__EXERCISE__:
Locate the string "Alignment" in the records below. Copy every line where it occurs.

>> Begin RECORDS FOR THIS EXERCISE

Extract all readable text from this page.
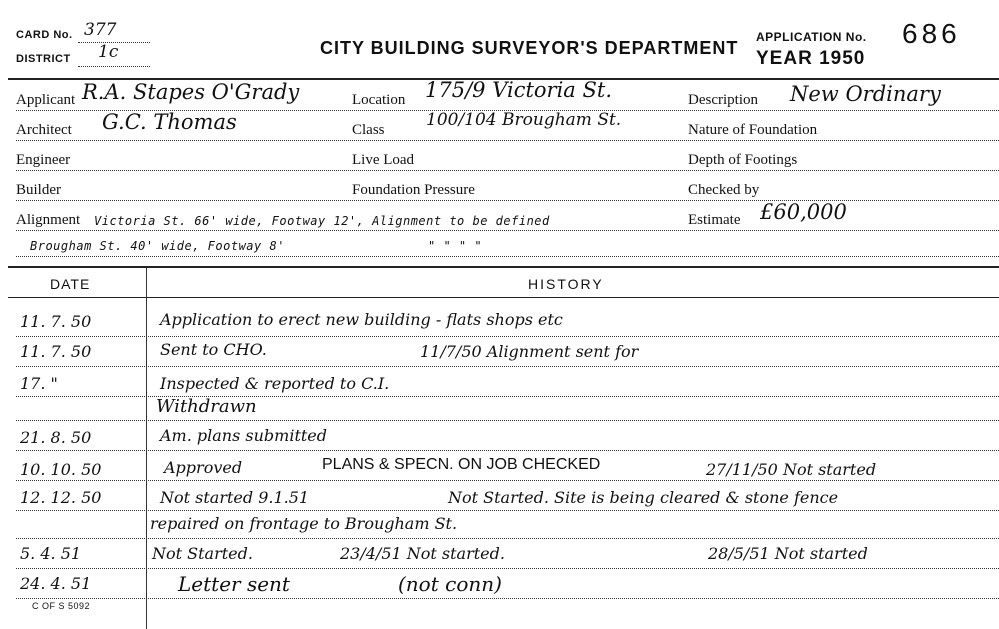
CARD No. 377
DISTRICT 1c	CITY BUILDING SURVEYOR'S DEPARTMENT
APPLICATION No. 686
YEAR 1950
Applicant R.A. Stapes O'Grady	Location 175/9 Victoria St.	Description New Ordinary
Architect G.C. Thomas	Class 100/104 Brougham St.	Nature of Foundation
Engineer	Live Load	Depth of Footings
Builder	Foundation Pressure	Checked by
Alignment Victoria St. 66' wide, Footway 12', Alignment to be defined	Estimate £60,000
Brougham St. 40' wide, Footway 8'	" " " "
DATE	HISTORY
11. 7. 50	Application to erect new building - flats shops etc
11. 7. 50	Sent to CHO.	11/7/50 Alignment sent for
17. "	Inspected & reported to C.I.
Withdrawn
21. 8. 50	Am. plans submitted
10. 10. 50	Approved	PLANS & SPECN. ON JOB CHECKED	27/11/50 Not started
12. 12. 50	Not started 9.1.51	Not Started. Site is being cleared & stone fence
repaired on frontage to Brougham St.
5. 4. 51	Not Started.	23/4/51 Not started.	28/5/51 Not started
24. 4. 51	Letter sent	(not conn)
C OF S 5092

>> End RECORDS FOR THIS EXERCISE

__OUTPUT FOR THIS EXERCISE__:
Alignment Victoria St. 66' wide, Footway 12', Alignment to be defined	Estimate £60,000
11. 7. 50	Sent to CHO.	11/7/50 Alignment sent for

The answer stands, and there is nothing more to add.